--- start of Input data ---

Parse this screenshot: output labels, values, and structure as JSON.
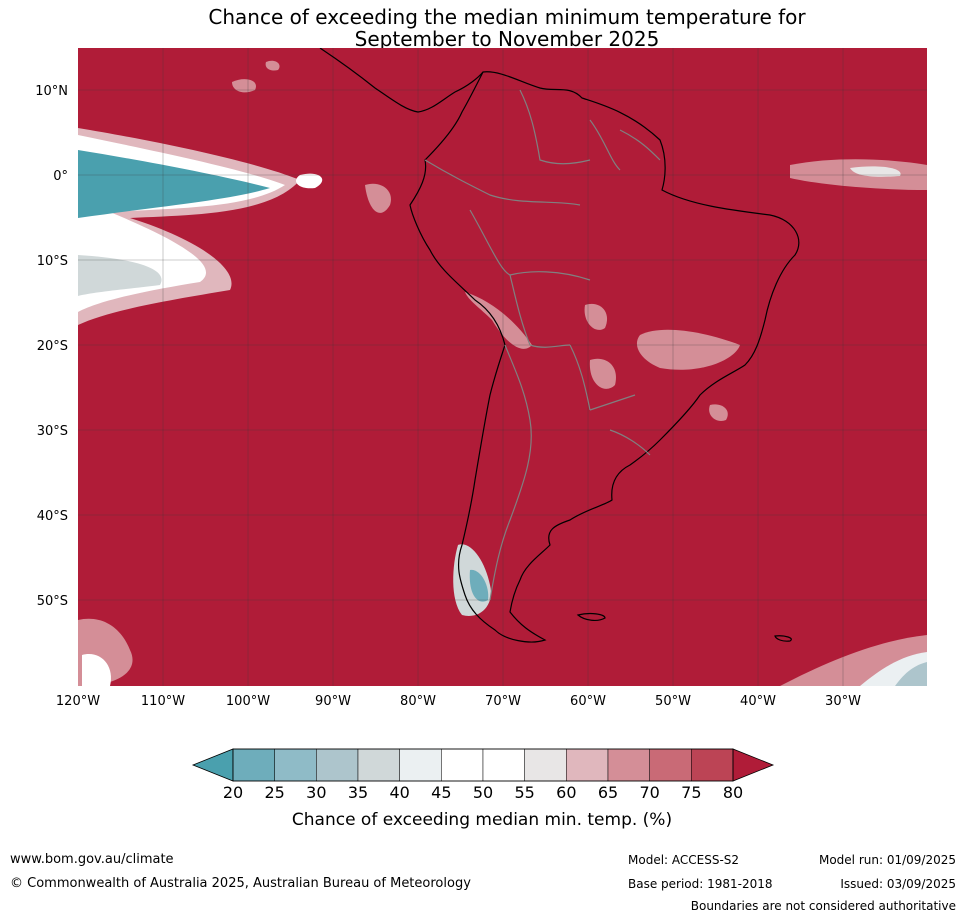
{
  "title": {
    "line1": "Chance of exceeding the median minimum temperature for",
    "line2": "September to November 2025"
  },
  "map": {
    "lat_labels": [
      "10°N",
      "0°",
      "10°S",
      "20°S",
      "30°S",
      "40°S",
      "50°S"
    ],
    "lon_labels": [
      "120°W",
      "110°W",
      "100°W",
      "90°W",
      "80°W",
      "70°W",
      "60°W",
      "50°W",
      "40°W",
      "30°W"
    ],
    "colors": {
      "ocean_dominant": "#b01c38",
      "border": "#808080",
      "coast": "#000000"
    }
  },
  "colorbar": {
    "ticks": [
      "20",
      "25",
      "30",
      "35",
      "40",
      "45",
      "50",
      "55",
      "60",
      "65",
      "70",
      "75",
      "80"
    ],
    "colors": [
      "#4aa0ae",
      "#6eadbb",
      "#8fbbc7",
      "#adc5cc",
      "#d0d8d9",
      "#ebf0f2",
      "#ffffff",
      "#ffffff",
      "#e8e6e6",
      "#e0b7bd",
      "#d48e97",
      "#c96a76",
      "#bc4455",
      "#b01c38"
    ],
    "label": "Chance of exceeding median min. temp. (%)"
  },
  "footer": {
    "url": "www.bom.gov.au/climate",
    "copyright": "© Commonwealth of Australia 2025, Australian Bureau of Meteorology",
    "model": "Model: ACCESS-S2",
    "base_period": "Base period: 1981-2018",
    "model_run": "Model run: 01/09/2025",
    "issued": "Issued: 03/09/2025",
    "disclaimer": "Boundaries are not considered authoritative"
  }
}
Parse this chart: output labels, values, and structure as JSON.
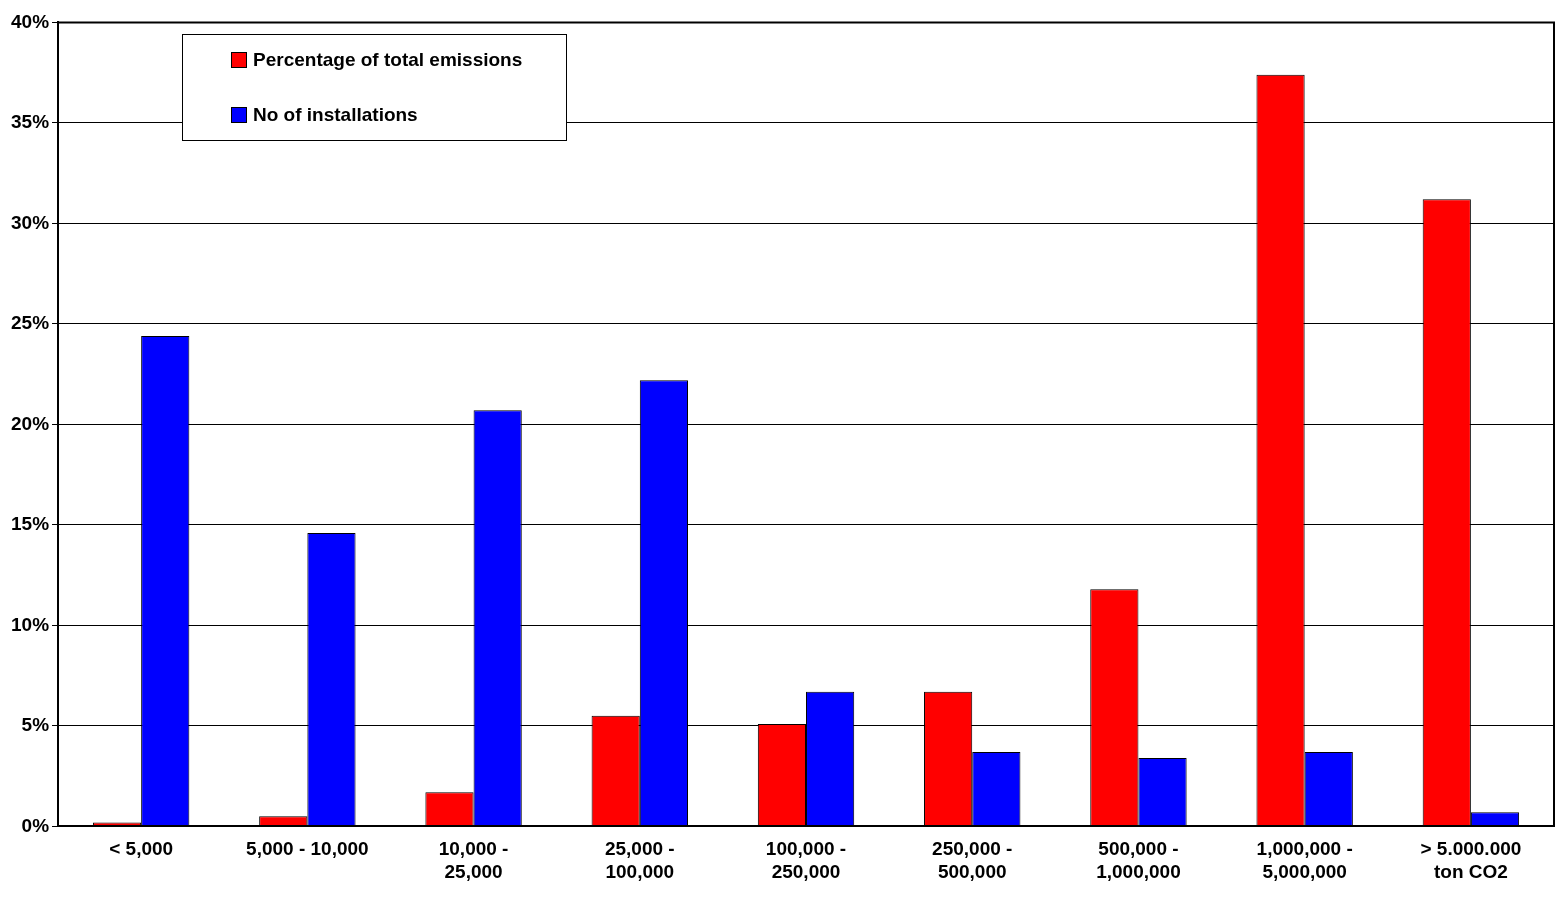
{
  "chart_data": {
    "type": "bar",
    "categories": [
      "< 5,000",
      "5,000 - 10,000",
      "10,000 -\n25,000",
      "25,000 -\n100,000",
      "100,000 -\n250,000",
      "250,000 -\n500,000",
      "500,000 -\n1,000,000",
      "1,000,000 -\n5,000,000",
      "> 5.000.000\nton CO2"
    ],
    "series": [
      {
        "name": "Percentage of total emissions",
        "color": "#ff0000",
        "values": [
          0.2,
          0.5,
          1.7,
          5.5,
          5.1,
          6.7,
          11.8,
          37.4,
          31.2
        ]
      },
      {
        "name": "No of installations",
        "color": "#0000ff",
        "values": [
          24.4,
          14.6,
          20.7,
          22.2,
          6.7,
          3.7,
          3.4,
          3.7,
          0.7
        ]
      }
    ],
    "ylim": [
      0,
      40
    ],
    "yticks": [
      {
        "value": 0,
        "label": "0%"
      },
      {
        "value": 5,
        "label": "5%"
      },
      {
        "value": 10,
        "label": "10%"
      },
      {
        "value": 15,
        "label": "15%"
      },
      {
        "value": 20,
        "label": "20%"
      },
      {
        "value": 25,
        "label": "25%"
      },
      {
        "value": 30,
        "label": "30%"
      },
      {
        "value": 35,
        "label": "35%"
      },
      {
        "value": 40,
        "label": "40%"
      }
    ],
    "grid": "y",
    "legend": "top left"
  }
}
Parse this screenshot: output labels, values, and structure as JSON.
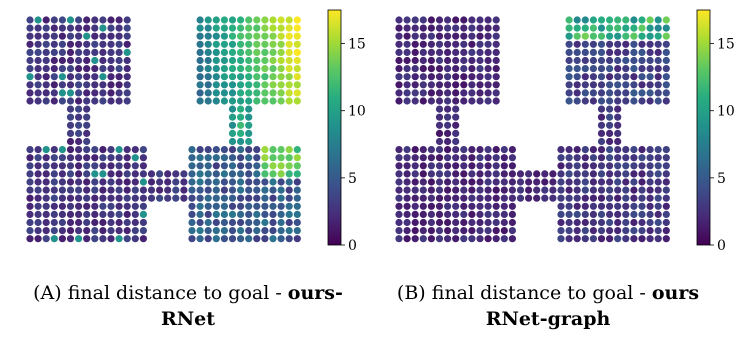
{
  "figure": {
    "panels": [
      {
        "caption": {
          "tag": "(A)",
          "text": "final distance to goal - ",
          "bold1": "ours-",
          "bold2": "RNet"
        }
      },
      {
        "caption": {
          "tag": "(B)",
          "text": "final distance to goal - ",
          "bold1": "ours",
          "bold2": "RNet-graph"
        }
      }
    ]
  },
  "chart_data": [
    {
      "type": "scatter",
      "title": "",
      "colormap": "viridis",
      "colorbar": {
        "min": 0,
        "max": 17.5,
        "ticks": [
          0,
          5,
          10,
          15
        ]
      },
      "layout_description": "grid of points over a maze: left room, right room, connected by corridors",
      "rows_left_room": [
        [
          2,
          3,
          2,
          2,
          3,
          2,
          2,
          2,
          1,
          2,
          1,
          2
        ],
        [
          3,
          5,
          2,
          3,
          2,
          2,
          2,
          3,
          2,
          1,
          2,
          2
        ],
        [
          5,
          2,
          3,
          2,
          2,
          2,
          2,
          2,
          1,
          2,
          2,
          2
        ],
        [
          4,
          3,
          2,
          2,
          2,
          3,
          2,
          2,
          2,
          2,
          2,
          2
        ],
        [
          3,
          2,
          2,
          2,
          2,
          2,
          2,
          2,
          2,
          2,
          2,
          2
        ],
        [
          2,
          3,
          2,
          2,
          2,
          2,
          2,
          2,
          2,
          2,
          2,
          2
        ],
        [
          3,
          2,
          2,
          2,
          2,
          3,
          2,
          2,
          2,
          2,
          2,
          2
        ],
        [
          2,
          2,
          3,
          2,
          2,
          2,
          2,
          2,
          2,
          2,
          2,
          2
        ],
        [
          1,
          2,
          2,
          2,
          2,
          2,
          2,
          2,
          2,
          2,
          2,
          1
        ]
      ],
      "rows_right_room": [
        [
          4,
          5,
          6,
          8,
          9,
          10,
          11,
          12,
          13,
          14,
          15,
          15
        ],
        [
          5,
          6,
          7,
          8,
          10,
          11,
          12,
          13,
          14,
          15,
          16,
          16
        ],
        [
          5,
          6,
          7,
          9,
          10,
          11,
          12,
          13,
          14,
          15,
          16,
          17
        ],
        [
          4,
          6,
          7,
          8,
          10,
          11,
          12,
          13,
          14,
          15,
          16,
          17
        ],
        [
          5,
          6,
          8,
          9,
          10,
          12,
          13,
          14,
          15,
          16,
          17,
          17
        ],
        [
          4,
          5,
          7,
          8,
          10,
          11,
          12,
          14,
          15,
          16,
          17,
          17
        ],
        [
          3,
          5,
          6,
          8,
          9,
          11,
          12,
          13,
          15,
          16,
          17,
          17
        ],
        [
          3,
          4,
          6,
          7,
          9,
          10,
          12,
          13,
          14,
          15,
          16,
          17
        ],
        [
          3,
          4,
          5,
          7,
          8,
          10,
          11,
          12,
          14,
          15,
          16,
          16
        ]
      ]
    },
    {
      "type": "scatter",
      "title": "",
      "colormap": "viridis",
      "colorbar": {
        "min": 0,
        "max": 17.5,
        "ticks": [
          0,
          5,
          10,
          15
        ]
      },
      "layout_description": "grid of points over a maze: left room, right room, connected by corridors"
    }
  ]
}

--- end of Input data ---

Reproduce each line exactly, please, except for any pictures.

Parse this screenshot: output labels, values, and structure as JSON.
{
  "title": {
    "line1": "Chance of exceeding the median minimum temperature for",
    "line2": "September to November 2025"
  },
  "map": {
    "lat_labels": [
      "10°N",
      "0°",
      "10°S",
      "20°S",
      "30°S",
      "40°S",
      "50°S"
    ],
    "lon_labels": [
      "120°W",
      "110°W",
      "100°W",
      "90°W",
      "80°W",
      "70°W",
      "60°W",
      "50°W",
      "40°W",
      "30°W"
    ],
    "colors": {
      "ocean_dominant": "#b01c38",
      "border": "#808080",
      "coast": "#000000"
    }
  },
  "colorbar": {
    "ticks": [
      "20",
      "25",
      "30",
      "35",
      "40",
      "45",
      "50",
      "55",
      "60",
      "65",
      "70",
      "75",
      "80"
    ],
    "colors": [
      "#4aa0ae",
      "#6eadbb",
      "#8fbbc7",
      "#adc5cc",
      "#d0d8d9",
      "#ebf0f2",
      "#ffffff",
      "#ffffff",
      "#e8e6e6",
      "#e0b7bd",
      "#d48e97",
      "#c96a76",
      "#bc4455",
      "#b01c38"
    ],
    "label": "Chance of exceeding median min. temp. (%)"
  },
  "footer": {
    "url": "www.bom.gov.au/climate",
    "copyright": "© Commonwealth of Australia 2025, Australian Bureau of Meteorology",
    "model": "Model: ACCESS-S2",
    "base_period": "Base period: 1981-2018",
    "model_run": "Model run: 01/09/2025",
    "issued": "Issued: 03/09/2025",
    "disclaimer": "Boundaries are not considered authoritative"
  }
}
Parse this chart: output labels, values, and structure as JSON.
{
  "chart_data": {
    "type": "bar",
    "categories": [
      "< 5,000",
      "5,000 - 10,000",
      "10,000 -\n25,000",
      "25,000 -\n100,000",
      "100,000 -\n250,000",
      "250,000 -\n500,000",
      "500,000 -\n1,000,000",
      "1,000,000 -\n5,000,000",
      "> 5.000.000\nton CO2"
    ],
    "series": [
      {
        "name": "Percentage of total emissions",
        "color": "#ff0000",
        "values": [
          0.2,
          0.5,
          1.7,
          5.5,
          5.1,
          6.7,
          11.8,
          37.4,
          31.2
        ]
      },
      {
        "name": "No of installations",
        "color": "#0000ff",
        "values": [
          24.4,
          14.6,
          20.7,
          22.2,
          6.7,
          3.7,
          3.4,
          3.7,
          0.7
        ]
      }
    ],
    "ylim": [
      0,
      40
    ],
    "yticks": [
      {
        "value": 0,
        "label": "0%"
      },
      {
        "value": 5,
        "label": "5%"
      },
      {
        "value": 10,
        "label": "10%"
      },
      {
        "value": 15,
        "label": "15%"
      },
      {
        "value": 20,
        "label": "20%"
      },
      {
        "value": 25,
        "label": "25%"
      },
      {
        "value": 30,
        "label": "30%"
      },
      {
        "value": 35,
        "label": "35%"
      },
      {
        "value": 40,
        "label": "40%"
      }
    ],
    "grid": "y",
    "legend": "top left"
  }
}
Parse this screenshot: output labels, values, and structure as JSON.
{
  "figure": {
    "panels": [
      {
        "caption": {
          "tag": "(A)",
          "text": "final distance to goal - ",
          "bold1": "ours-",
          "bold2": "RNet"
        }
      },
      {
        "caption": {
          "tag": "(B)",
          "text": "final distance to goal - ",
          "bold1": "ours",
          "bold2": "RNet-graph"
        }
      }
    ]
  },
  "chart_data": [
    {
      "type": "scatter",
      "title": "",
      "colormap": "viridis",
      "colorbar": {
        "min": 0,
        "max": 17.5,
        "ticks": [
          0,
          5,
          10,
          15
        ]
      },
      "layout_description": "grid of points over a maze: left room, right room, connected by corridors",
      "rows_left_room": [
        [
          2,
          3,
          2,
          2,
          3,
          2,
          2,
          2,
          1,
          2,
          1,
          2
        ],
        [
          3,
          5,
          2,
          3,
          2,
          2,
          2,
          3,
          2,
          1,
          2,
          2
        ],
        [
          5,
          2,
          3,
          2,
          2,
          2,
          2,
          2,
          1,
          2,
          2,
          2
        ],
        [
          4,
          3,
          2,
          2,
          2,
          3,
          2,
          2,
          2,
          2,
          2,
          2
        ],
        [
          3,
          2,
          2,
          2,
          2,
          2,
          2,
          2,
          2,
          2,
          2,
          2
        ],
        [
          2,
          3,
          2,
          2,
          2,
          2,
          2,
          2,
          2,
          2,
          2,
          2
        ],
        [
          3,
          2,
          2,
          2,
          2,
          3,
          2,
          2,
          2,
          2,
          2,
          2
        ],
        [
          2,
          2,
          3,
          2,
          2,
          2,
          2,
          2,
          2,
          2,
          2,
          2
        ],
        [
          1,
          2,
          2,
          2,
          2,
          2,
          2,
          2,
          2,
          2,
          2,
          1
        ]
      ],
      "rows_right_room": [
        [
          4,
          5,
          6,
          8,
          9,
          10,
          11,
          12,
          13,
          14,
          15,
          15
        ],
        [
          5,
          6,
          7,
          8,
          10,
          11,
          12,
          13,
          14,
          15,
          16,
          16
        ],
        [
          5,
          6,
          7,
          9,
          10,
          11,
          12,
          13,
          14,
          15,
          16,
          17
        ],
        [
          4,
          6,
          7,
          8,
          10,
          11,
          12,
          13,
          14,
          15,
          16,
          17
        ],
        [
          5,
          6,
          8,
          9,
          10,
          12,
          13,
          14,
          15,
          16,
          17,
          17
        ],
        [
          4,
          5,
          7,
          8,
          10,
          11,
          12,
          14,
          15,
          16,
          17,
          17
        ],
        [
          3,
          5,
          6,
          8,
          9,
          11,
          12,
          13,
          15,
          16,
          17,
          17
        ],
        [
          3,
          4,
          6,
          7,
          9,
          10,
          12,
          13,
          14,
          15,
          16,
          17
        ],
        [
          3,
          4,
          5,
          7,
          8,
          10,
          11,
          12,
          14,
          15,
          16,
          16
        ]
      ]
    },
    {
      "type": "scatter",
      "title": "",
      "colormap": "viridis",
      "colorbar": {
        "min": 0,
        "max": 17.5,
        "ticks": [
          0,
          5,
          10,
          15
        ]
      },
      "layout_description": "grid of points over a maze: left room, right room, connected by corridors"
    }
  ]
}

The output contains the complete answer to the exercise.